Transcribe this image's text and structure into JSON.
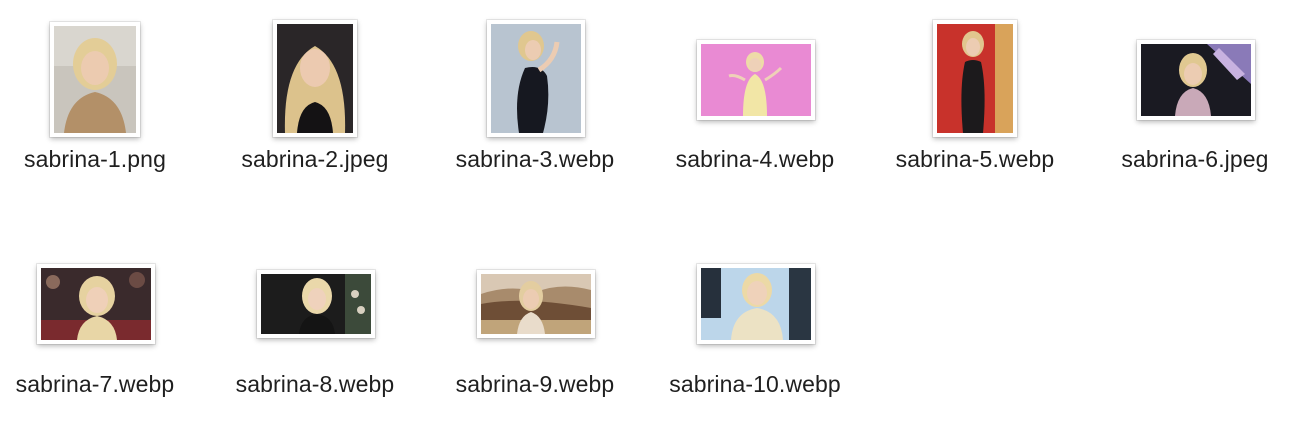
{
  "files": [
    {
      "name": "sabrina-1.png"
    },
    {
      "name": "sabrina-2.jpeg"
    },
    {
      "name": "sabrina-3.webp"
    },
    {
      "name": "sabrina-4.webp"
    },
    {
      "name": "sabrina-5.webp"
    },
    {
      "name": "sabrina-6.jpeg"
    },
    {
      "name": "sabrina-7.webp"
    },
    {
      "name": "sabrina-8.webp"
    },
    {
      "name": "sabrina-9.webp"
    },
    {
      "name": "sabrina-10.webp"
    }
  ],
  "colors": {
    "background": "#ffffff",
    "label_text": "#1f1f1f",
    "hair_blonde": "#e6d2a4",
    "skin": "#edcfb8"
  }
}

YOUR OBJECTIVE -
Reply with nothing but a number: how many lines of the entries above contain the string "jpeg"?

THE OUTPUT -
2